─── RECORDS FOR THE EXERCISE ───
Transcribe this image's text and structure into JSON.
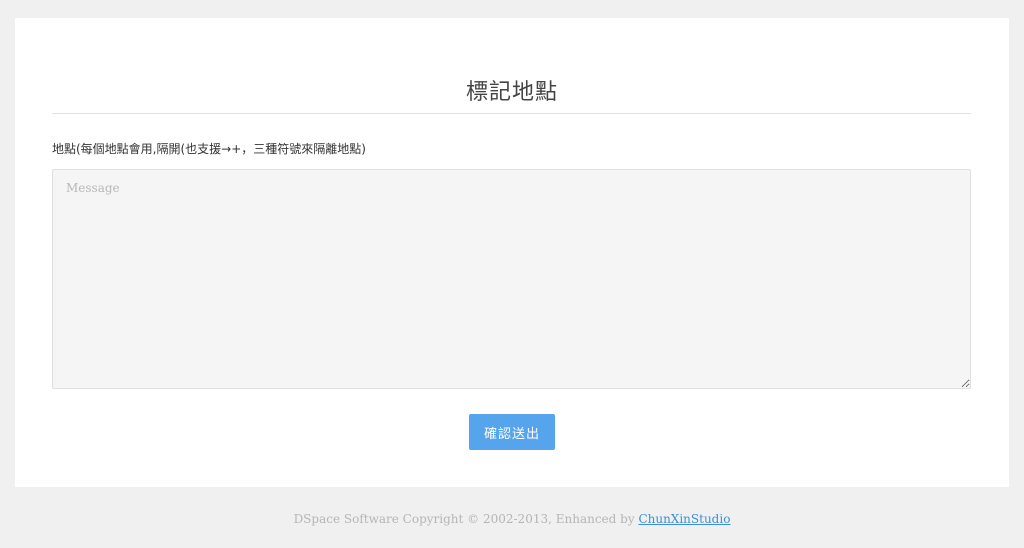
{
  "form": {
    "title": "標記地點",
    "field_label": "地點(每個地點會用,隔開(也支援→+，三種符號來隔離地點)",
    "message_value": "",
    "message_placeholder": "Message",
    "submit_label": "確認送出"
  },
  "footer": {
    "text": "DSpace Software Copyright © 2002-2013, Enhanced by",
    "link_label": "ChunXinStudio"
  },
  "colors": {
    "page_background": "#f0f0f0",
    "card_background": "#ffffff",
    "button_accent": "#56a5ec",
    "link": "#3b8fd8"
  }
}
───
__PROBLEM DETAILS__
All lines of the data above that include the word "text" must be shown.

__ANSWER TO THE PROBLEM__
Transcribe this image's text and structure into JSON.
    "text": "DSpace Software Copyright © 2002-2013, Enhanced by",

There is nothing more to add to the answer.